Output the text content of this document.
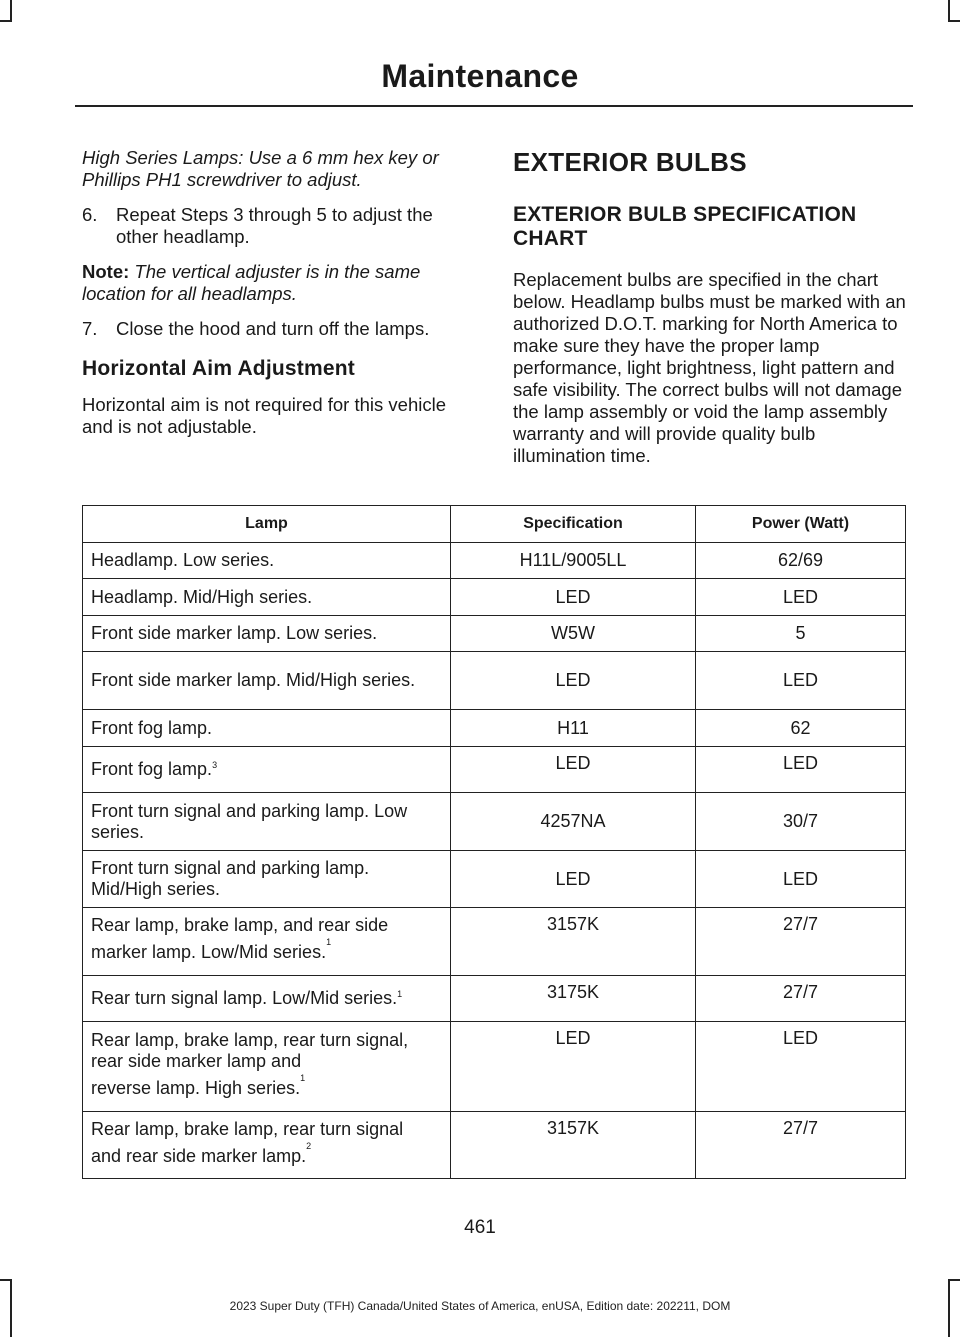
Maintenance

High Series Lamps: Use a 6 mm hex key or Phillips PH1 screwdriver to adjust.

6.	Repeat Steps 3 through 5 to adjust the other headlamp.

Note: The vertical adjuster is in the same location for all headlamps.

7.	Close the hood and turn off the lamps.
Horizontal Aim Adjustment

Horizontal aim is not required for this vehicle and is not adjustable.

EXTERIOR BULBS
EXTERIOR BULB SPECIFICATION CHART

Replacement bulbs are specified in the chart below. Headlamp bulbs must be marked with an authorized D.O.T. marking for North America to make sure they have the proper lamp performance, light brightness, light pattern and safe visibility. The correct bulbs will not damage the lamp assembly or void the lamp assembly warranty and will provide quality bulb illumination time.

Lamp	Specification	Power (Watt)
Headlamp. Low series.	H11L/9005LL	62/69
Headlamp. Mid/High series.	LED	LED
Front side marker lamp. Low series.	W5W	5
Front side marker lamp. Mid/High series.	LED	LED
Front fog lamp.	H11	62
Front fog lamp.$^3$	LED	LED
Front turn signal and parking lamp. Low series.	4257NA	30/7
Front turn signal and parking lamp. Mid/High series.	LED	LED
Rear lamp, brake lamp, and rear side
marker lamp. Low/Mid series.$^1$	3157K	27/7
Rear turn signal lamp. Low/Mid series.$^1$	3175K	27/7
Rear lamp, brake lamp, rear turn signal, rear side marker lamp and
reverse lamp. High series.$^1$	LED	LED
Rear lamp, brake lamp, rear turn signal
and rear side marker lamp.$^2$	3157K	27/7
461
2023 Super Duty (TFH) Canada/United States of America, enUSA, Edition date: 202211, DOM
☆ ☆ ☆
Task statement
Apart from the pictures, the entries above are to be repeated in full and exactly.

Output of the exercise
Output the text content of this document.
Maintenance

High Series Lamps: Use a 6 mm hex key or Phillips PH1 screwdriver to adjust.

6.	Repeat Steps 3 through 5 to adjust the other headlamp.

Note: The vertical adjuster is in the same location for all headlamps.

7.	Close the hood and turn off the lamps.
Horizontal Aim Adjustment

Horizontal aim is not required for this vehicle and is not adjustable.

EXTERIOR BULBS
EXTERIOR BULB SPECIFICATION CHART

Replacement bulbs are specified in the chart below. Headlamp bulbs must be marked with an authorized D.O.T. marking for North America to make sure they have the proper lamp performance, light brightness, light pattern and safe visibility. The correct bulbs will not damage the lamp assembly or void the lamp assembly warranty and will provide quality bulb illumination time.

Lamp	Specification	Power (Watt)
Headlamp. Low series.	H11L/9005LL	62/69
Headlamp. Mid/High series.	LED	LED
Front side marker lamp. Low series.	W5W	5
Front side marker lamp. Mid/High series.	LED	LED
Front fog lamp.	H11	62
Front fog lamp.$^3$	LED	LED
Front turn signal and parking lamp. Low series.	4257NA	30/7
Front turn signal and parking lamp. Mid/High series.	LED	LED
Rear lamp, brake lamp, and rear side
marker lamp. Low/Mid series.$^1$	3157K	27/7
Rear turn signal lamp. Low/Mid series.$^1$	3175K	27/7
Rear lamp, brake lamp, rear turn signal, rear side marker lamp and
reverse lamp. High series.$^1$	LED	LED
Rear lamp, brake lamp, rear turn signal
and rear side marker lamp.$^2$	3157K	27/7
461
2023 Super Duty (TFH) Canada/United States of America, enUSA, Edition date: 202211, DOM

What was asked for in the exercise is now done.